(Data items)
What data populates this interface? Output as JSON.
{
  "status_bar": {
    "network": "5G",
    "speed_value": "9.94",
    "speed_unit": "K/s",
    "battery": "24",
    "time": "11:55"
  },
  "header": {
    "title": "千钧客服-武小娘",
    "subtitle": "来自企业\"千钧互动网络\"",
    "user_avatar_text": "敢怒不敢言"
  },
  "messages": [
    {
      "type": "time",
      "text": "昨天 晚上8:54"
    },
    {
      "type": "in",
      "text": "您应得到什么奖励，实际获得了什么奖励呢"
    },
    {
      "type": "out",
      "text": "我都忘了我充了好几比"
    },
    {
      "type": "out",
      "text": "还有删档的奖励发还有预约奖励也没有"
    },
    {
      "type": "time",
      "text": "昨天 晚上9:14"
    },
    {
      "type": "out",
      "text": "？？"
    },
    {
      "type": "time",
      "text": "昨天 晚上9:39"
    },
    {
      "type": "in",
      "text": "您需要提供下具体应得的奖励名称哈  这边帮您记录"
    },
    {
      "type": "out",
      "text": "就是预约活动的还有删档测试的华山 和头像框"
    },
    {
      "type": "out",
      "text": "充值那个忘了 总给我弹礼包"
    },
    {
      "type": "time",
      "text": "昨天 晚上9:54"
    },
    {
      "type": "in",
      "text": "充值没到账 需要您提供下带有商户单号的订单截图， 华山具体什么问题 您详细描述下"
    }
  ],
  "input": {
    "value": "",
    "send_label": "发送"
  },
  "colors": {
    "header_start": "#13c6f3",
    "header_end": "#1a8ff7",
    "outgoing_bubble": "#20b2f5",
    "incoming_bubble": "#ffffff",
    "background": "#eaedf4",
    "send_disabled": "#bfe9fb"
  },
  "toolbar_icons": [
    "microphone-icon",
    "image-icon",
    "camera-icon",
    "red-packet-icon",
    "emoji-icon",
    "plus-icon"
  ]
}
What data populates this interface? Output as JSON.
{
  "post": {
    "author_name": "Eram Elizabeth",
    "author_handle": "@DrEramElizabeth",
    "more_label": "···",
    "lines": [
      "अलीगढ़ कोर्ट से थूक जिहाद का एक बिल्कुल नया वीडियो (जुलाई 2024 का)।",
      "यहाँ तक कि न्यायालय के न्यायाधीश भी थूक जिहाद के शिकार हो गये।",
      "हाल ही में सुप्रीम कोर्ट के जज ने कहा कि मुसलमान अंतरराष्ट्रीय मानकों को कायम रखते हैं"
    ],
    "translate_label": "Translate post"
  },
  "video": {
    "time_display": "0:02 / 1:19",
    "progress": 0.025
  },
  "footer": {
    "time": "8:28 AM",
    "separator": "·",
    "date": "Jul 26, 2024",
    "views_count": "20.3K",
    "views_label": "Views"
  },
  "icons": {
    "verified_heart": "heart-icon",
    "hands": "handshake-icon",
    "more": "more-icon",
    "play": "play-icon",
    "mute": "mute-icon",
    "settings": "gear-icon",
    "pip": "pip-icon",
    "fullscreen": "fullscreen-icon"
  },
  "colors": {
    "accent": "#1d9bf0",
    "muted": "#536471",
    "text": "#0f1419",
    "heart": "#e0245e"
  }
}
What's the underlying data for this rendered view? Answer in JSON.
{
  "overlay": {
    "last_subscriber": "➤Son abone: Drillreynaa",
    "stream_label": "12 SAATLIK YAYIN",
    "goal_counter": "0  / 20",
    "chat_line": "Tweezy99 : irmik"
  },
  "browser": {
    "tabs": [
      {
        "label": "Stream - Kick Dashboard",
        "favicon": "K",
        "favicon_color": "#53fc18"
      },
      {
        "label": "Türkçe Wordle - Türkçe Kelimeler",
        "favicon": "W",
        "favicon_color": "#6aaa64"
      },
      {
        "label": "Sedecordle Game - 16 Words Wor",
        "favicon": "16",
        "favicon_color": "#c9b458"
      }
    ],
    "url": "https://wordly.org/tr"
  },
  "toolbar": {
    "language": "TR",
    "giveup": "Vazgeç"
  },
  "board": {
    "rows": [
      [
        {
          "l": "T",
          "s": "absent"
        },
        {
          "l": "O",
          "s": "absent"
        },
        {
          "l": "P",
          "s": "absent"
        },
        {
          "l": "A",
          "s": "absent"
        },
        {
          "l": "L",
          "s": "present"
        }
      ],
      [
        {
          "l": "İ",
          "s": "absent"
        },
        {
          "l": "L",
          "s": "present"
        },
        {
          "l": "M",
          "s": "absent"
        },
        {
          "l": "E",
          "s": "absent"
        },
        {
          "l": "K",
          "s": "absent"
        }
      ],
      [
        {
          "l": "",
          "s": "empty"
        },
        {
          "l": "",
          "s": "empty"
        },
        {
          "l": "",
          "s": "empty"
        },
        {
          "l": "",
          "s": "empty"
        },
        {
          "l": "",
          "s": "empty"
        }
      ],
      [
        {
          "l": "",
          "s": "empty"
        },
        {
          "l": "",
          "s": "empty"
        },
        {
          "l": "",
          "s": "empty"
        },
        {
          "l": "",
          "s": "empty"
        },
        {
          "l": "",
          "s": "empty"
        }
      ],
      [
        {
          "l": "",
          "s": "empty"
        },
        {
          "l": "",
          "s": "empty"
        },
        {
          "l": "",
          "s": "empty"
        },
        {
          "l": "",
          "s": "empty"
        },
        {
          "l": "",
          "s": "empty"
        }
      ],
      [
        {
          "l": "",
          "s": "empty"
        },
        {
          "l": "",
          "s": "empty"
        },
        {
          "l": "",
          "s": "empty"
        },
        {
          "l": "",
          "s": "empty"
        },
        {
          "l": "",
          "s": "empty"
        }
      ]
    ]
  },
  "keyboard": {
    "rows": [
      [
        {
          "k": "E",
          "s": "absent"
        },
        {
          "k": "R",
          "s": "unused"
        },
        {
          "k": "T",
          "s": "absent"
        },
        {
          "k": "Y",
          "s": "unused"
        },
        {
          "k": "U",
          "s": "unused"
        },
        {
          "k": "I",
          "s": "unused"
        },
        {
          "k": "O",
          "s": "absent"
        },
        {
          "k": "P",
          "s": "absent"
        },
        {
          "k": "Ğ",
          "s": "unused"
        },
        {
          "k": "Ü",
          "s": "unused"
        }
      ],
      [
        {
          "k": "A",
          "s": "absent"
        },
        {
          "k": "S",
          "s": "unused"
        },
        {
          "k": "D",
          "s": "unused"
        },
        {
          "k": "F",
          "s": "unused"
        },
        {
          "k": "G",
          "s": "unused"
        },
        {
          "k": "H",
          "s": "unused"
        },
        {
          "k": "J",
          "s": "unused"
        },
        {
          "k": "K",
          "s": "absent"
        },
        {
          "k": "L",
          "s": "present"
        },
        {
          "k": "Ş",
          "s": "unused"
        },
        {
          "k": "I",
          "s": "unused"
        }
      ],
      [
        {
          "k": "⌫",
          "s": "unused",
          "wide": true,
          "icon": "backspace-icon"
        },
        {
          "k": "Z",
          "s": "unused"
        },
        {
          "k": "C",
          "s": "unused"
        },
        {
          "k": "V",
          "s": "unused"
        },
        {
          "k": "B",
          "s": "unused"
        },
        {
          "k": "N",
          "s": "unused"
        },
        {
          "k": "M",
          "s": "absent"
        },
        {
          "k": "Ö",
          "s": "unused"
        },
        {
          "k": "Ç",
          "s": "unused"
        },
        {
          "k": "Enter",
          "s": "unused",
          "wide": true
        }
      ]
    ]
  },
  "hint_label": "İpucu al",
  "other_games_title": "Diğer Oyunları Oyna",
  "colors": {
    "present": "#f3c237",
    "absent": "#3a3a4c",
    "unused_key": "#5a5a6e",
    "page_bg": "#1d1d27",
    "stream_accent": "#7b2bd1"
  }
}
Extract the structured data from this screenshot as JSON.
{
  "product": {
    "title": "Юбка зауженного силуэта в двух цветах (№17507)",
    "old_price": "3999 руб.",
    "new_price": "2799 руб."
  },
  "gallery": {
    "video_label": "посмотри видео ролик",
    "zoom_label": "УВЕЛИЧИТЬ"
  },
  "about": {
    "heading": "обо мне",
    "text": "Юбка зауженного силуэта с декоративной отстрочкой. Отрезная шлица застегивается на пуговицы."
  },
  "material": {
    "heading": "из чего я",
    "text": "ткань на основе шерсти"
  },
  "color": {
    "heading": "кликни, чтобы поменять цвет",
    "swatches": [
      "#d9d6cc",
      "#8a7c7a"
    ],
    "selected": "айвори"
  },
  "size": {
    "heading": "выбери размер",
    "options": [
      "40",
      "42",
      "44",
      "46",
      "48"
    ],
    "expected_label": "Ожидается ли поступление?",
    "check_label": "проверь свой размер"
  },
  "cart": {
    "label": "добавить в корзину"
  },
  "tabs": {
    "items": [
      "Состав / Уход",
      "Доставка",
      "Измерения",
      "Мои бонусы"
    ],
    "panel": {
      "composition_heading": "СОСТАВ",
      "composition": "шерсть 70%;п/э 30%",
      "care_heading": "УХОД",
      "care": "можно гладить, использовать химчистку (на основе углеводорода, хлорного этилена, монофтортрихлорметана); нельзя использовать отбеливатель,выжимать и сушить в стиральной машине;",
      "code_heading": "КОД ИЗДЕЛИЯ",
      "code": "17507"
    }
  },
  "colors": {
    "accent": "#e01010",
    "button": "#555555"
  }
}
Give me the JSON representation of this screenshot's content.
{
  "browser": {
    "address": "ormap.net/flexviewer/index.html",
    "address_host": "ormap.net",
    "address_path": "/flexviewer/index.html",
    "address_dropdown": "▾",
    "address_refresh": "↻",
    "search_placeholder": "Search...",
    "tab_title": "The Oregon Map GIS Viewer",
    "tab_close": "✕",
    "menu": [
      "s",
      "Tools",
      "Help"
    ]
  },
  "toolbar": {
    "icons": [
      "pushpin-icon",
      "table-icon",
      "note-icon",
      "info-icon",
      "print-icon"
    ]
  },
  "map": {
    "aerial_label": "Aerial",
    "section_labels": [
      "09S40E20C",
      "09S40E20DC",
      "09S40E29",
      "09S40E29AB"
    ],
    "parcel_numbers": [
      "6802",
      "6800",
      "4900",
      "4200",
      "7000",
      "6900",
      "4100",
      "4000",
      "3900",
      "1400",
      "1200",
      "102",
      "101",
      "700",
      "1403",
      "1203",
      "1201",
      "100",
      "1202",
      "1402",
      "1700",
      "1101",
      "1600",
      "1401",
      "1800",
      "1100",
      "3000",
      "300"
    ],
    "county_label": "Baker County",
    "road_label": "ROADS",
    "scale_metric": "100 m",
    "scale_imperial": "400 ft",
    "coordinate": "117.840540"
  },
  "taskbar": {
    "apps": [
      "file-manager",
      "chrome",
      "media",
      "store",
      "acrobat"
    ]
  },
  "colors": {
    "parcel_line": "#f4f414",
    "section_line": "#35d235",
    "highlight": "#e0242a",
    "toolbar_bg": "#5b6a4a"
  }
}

Exercise instructions: Look through the lines above and collect those with the word "Юбка".

Output:
    "title": "Юбка зауженного силуэта в двух цветах (№17507)",
    "text": "Юбка зауженного силуэта с декоративной отстрочкой. Отрезная шлица застегивается на пуговицы."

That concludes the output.